__PROBLEM TO SOLVE__.
Copy the entries below exactly. Images do not belong in the copy.

__SOURCE DATA__.
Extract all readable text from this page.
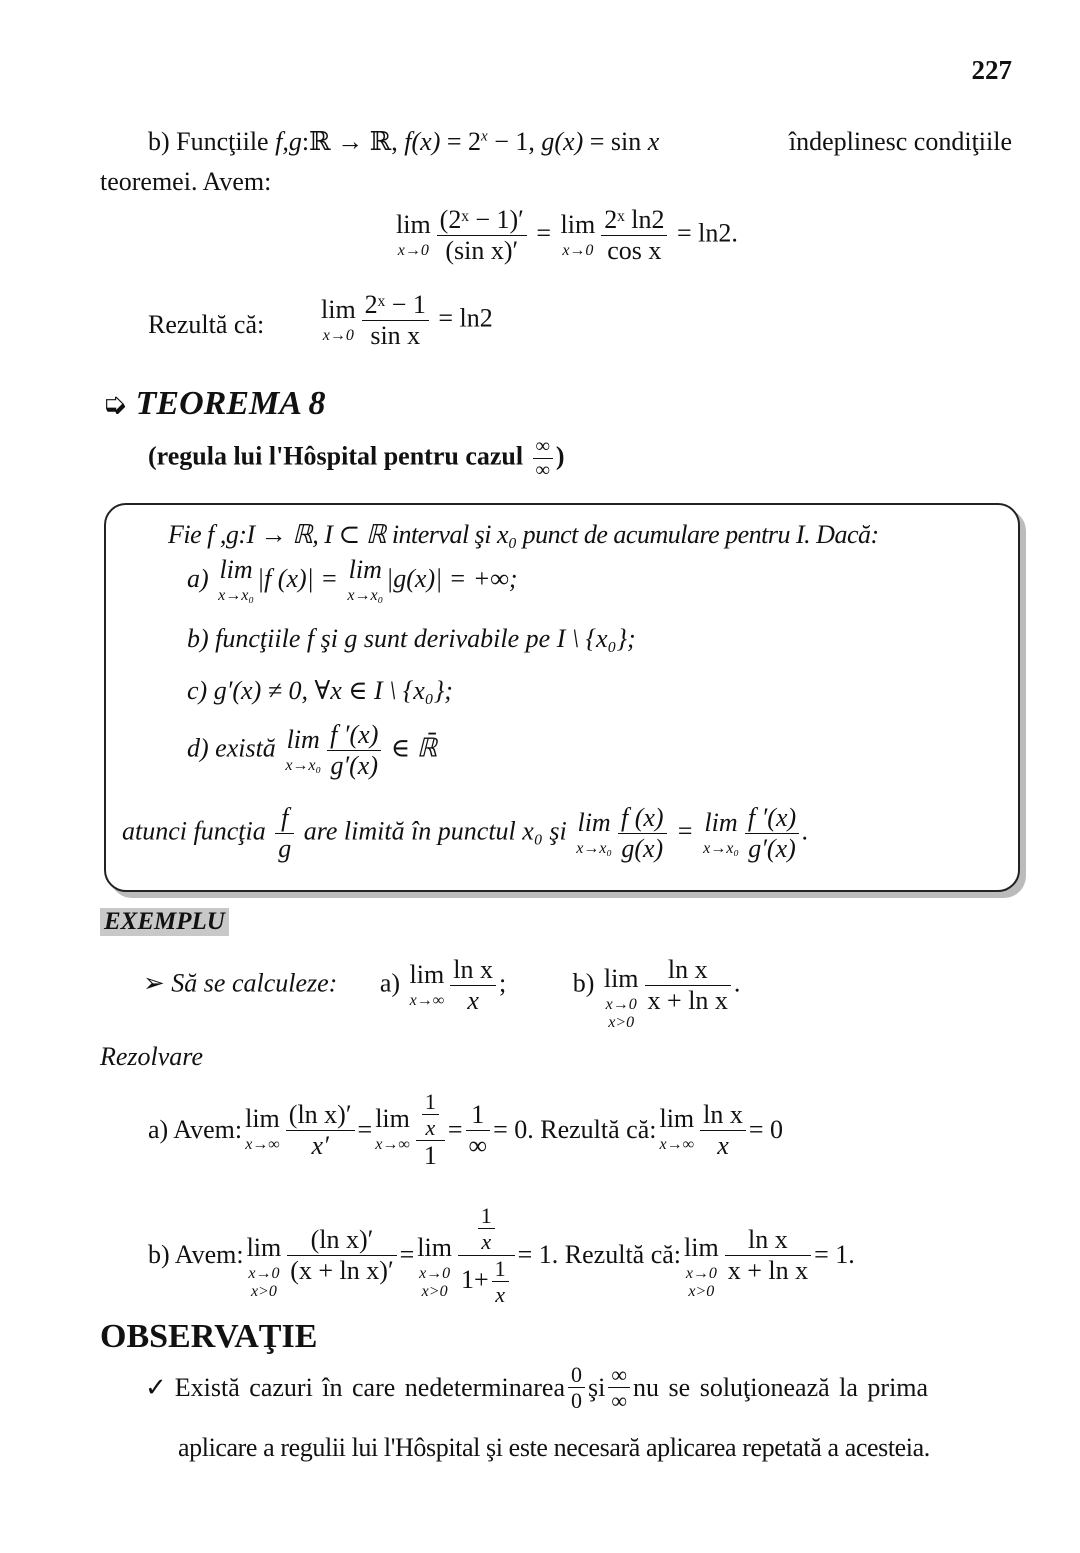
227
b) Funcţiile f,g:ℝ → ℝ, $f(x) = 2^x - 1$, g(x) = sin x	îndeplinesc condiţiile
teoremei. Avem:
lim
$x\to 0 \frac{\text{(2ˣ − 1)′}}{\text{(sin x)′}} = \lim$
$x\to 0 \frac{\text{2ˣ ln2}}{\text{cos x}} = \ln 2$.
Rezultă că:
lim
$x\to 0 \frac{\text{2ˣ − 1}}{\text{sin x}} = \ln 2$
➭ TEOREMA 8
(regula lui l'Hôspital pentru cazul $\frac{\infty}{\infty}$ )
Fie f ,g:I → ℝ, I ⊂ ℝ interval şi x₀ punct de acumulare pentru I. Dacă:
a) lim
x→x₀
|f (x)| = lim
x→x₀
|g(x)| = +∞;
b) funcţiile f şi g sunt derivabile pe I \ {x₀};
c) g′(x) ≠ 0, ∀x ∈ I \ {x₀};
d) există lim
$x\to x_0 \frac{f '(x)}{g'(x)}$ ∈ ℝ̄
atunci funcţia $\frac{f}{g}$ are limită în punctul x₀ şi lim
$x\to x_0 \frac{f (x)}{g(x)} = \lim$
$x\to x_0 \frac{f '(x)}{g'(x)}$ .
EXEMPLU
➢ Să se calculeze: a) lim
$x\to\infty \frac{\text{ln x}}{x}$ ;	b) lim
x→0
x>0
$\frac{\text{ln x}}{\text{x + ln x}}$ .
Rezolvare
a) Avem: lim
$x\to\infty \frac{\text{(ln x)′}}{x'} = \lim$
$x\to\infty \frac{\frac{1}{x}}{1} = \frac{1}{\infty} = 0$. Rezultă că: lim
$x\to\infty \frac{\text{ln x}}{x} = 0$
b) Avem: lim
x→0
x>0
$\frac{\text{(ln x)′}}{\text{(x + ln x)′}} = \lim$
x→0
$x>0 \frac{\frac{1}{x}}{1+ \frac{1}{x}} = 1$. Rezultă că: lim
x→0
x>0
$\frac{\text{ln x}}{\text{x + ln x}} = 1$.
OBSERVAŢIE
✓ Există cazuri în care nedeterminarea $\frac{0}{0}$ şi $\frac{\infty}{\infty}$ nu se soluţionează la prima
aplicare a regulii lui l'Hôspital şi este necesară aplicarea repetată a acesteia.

__RESULT OF THIS EXERCISE__.
Extract all readable text from this page.
227
b) Funcţiile f,g:ℝ → ℝ, $f(x) = 2^x - 1$, g(x) = sin x	îndeplinesc condiţiile
teoremei. Avem:
lim
$x\to 0 \frac{\text{(2ˣ − 1)′}}{\text{(sin x)′}} = \lim$
$x\to 0 \frac{\text{2ˣ ln2}}{\text{cos x}} = \ln 2$.
Rezultă că:
lim
$x\to 0 \frac{\text{2ˣ − 1}}{\text{sin x}} = \ln 2$
➭ TEOREMA 8
(regula lui l'Hôspital pentru cazul $\frac{\infty}{\infty}$ )
Fie f ,g:I → ℝ, I ⊂ ℝ interval şi x₀ punct de acumulare pentru I. Dacă:
a) lim
x→x₀
|f (x)| = lim
x→x₀
|g(x)| = +∞;
b) funcţiile f şi g sunt derivabile pe I \ {x₀};
c) g′(x) ≠ 0, ∀x ∈ I \ {x₀};
d) există lim
$x\to x_0 \frac{f '(x)}{g'(x)}$ ∈ ℝ̄
atunci funcţia $\frac{f}{g}$ are limită în punctul x₀ şi lim
$x\to x_0 \frac{f (x)}{g(x)} = \lim$
$x\to x_0 \frac{f '(x)}{g'(x)}$ .
EXEMPLU
➢ Să se calculeze: a) lim
$x\to\infty \frac{\text{ln x}}{x}$ ;	b) lim
x→0
x>0
$\frac{\text{ln x}}{\text{x + ln x}}$ .
Rezolvare
a) Avem: lim
$x\to\infty \frac{\text{(ln x)′}}{x'} = \lim$
$x\to\infty \frac{\frac{1}{x}}{1} = \frac{1}{\infty} = 0$. Rezultă că: lim
$x\to\infty \frac{\text{ln x}}{x} = 0$
b) Avem: lim
x→0
x>0
$\frac{\text{(ln x)′}}{\text{(x + ln x)′}} = \lim$
x→0
$x>0 \frac{\frac{1}{x}}{1+ \frac{1}{x}} = 1$. Rezultă că: lim
x→0
x>0
$\frac{\text{ln x}}{\text{x + ln x}} = 1$.
OBSERVAŢIE
✓ Există cazuri în care nedeterminarea $\frac{0}{0}$ şi $\frac{\infty}{\infty}$ nu se soluţionează la prima
aplicare a regulii lui l'Hôspital şi este necesară aplicarea repetată a acesteia.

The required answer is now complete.